**RECORDS SUPPLIED**
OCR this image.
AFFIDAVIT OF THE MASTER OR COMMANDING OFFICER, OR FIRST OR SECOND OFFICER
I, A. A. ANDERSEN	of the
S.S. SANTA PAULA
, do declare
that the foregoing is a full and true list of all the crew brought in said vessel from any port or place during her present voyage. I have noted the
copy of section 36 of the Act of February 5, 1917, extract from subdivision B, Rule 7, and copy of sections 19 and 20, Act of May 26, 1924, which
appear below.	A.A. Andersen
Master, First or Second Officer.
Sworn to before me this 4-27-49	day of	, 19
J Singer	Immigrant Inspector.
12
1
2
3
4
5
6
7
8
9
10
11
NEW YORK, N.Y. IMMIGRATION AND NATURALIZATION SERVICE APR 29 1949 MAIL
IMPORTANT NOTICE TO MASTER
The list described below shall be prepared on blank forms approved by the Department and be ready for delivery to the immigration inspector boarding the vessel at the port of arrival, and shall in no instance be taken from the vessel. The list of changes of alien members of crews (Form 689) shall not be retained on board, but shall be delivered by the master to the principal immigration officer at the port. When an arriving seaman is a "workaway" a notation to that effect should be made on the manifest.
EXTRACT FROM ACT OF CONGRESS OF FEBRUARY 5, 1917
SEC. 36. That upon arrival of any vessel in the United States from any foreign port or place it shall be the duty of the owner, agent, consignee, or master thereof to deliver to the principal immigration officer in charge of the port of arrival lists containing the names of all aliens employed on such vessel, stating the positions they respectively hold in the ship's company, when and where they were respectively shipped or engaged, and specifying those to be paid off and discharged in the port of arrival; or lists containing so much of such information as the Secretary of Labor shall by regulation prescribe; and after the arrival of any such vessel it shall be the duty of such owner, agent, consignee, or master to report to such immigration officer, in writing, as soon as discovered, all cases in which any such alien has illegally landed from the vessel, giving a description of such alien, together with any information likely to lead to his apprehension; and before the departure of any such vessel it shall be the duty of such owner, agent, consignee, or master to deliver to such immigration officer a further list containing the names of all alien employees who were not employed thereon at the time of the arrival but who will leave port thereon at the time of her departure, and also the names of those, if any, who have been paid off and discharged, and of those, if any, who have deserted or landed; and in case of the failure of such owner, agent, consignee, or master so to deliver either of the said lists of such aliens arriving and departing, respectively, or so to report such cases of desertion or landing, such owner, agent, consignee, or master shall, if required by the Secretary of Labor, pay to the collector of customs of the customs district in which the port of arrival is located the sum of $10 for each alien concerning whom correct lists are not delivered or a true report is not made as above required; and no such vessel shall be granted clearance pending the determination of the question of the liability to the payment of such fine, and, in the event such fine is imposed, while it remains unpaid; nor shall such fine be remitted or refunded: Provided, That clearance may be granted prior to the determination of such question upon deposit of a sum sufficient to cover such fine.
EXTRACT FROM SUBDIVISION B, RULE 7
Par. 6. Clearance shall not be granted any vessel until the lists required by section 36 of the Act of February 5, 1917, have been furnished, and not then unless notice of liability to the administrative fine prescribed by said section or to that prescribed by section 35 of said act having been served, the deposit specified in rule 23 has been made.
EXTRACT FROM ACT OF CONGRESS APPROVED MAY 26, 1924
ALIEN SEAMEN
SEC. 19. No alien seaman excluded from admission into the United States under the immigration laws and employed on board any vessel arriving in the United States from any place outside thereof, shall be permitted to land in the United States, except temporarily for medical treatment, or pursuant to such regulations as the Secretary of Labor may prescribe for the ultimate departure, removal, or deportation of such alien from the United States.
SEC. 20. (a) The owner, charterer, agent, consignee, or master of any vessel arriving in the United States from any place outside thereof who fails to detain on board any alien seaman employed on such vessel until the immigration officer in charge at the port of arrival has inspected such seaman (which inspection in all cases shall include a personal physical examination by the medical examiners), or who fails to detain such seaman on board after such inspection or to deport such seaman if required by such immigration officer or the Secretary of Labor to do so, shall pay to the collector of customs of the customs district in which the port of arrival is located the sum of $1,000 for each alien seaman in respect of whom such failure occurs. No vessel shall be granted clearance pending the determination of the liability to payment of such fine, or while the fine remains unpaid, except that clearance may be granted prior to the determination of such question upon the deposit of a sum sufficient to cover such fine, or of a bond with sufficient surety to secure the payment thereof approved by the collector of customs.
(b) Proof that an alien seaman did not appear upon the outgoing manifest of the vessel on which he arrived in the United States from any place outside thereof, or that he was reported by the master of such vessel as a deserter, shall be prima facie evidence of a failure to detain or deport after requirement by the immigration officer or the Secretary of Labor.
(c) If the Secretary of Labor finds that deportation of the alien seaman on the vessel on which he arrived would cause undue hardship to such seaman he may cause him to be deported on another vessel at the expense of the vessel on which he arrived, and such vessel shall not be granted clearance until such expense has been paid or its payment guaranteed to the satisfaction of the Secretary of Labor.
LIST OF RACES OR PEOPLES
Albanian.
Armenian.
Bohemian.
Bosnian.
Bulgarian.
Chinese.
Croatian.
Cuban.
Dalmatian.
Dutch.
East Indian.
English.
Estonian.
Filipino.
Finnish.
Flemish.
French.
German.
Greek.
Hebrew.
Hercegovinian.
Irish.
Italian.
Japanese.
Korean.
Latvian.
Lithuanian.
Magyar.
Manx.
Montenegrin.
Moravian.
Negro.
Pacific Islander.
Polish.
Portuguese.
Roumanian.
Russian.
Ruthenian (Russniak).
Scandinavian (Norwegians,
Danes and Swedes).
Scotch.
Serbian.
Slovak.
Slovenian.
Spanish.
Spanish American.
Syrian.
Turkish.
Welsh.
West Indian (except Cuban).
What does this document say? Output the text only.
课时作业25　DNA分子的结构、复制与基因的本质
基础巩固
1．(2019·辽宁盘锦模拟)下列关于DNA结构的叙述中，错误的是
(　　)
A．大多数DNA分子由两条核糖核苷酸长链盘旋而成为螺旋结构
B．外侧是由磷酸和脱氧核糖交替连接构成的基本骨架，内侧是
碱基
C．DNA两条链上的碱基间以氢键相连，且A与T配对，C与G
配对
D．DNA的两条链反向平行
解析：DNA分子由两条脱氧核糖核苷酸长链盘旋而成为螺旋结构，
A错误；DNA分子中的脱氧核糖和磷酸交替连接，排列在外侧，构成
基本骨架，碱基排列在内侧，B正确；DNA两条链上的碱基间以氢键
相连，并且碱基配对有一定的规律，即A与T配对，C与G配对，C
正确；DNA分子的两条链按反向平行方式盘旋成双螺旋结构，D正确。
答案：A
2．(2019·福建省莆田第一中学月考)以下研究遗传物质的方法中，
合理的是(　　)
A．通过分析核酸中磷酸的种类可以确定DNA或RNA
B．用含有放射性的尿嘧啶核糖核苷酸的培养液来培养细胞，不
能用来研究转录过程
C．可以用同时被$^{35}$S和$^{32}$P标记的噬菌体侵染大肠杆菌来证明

**TO DO**
Look through the material above and work out how many of its lines contain "section". State the number only.

**EXPECTED ANSWER**
2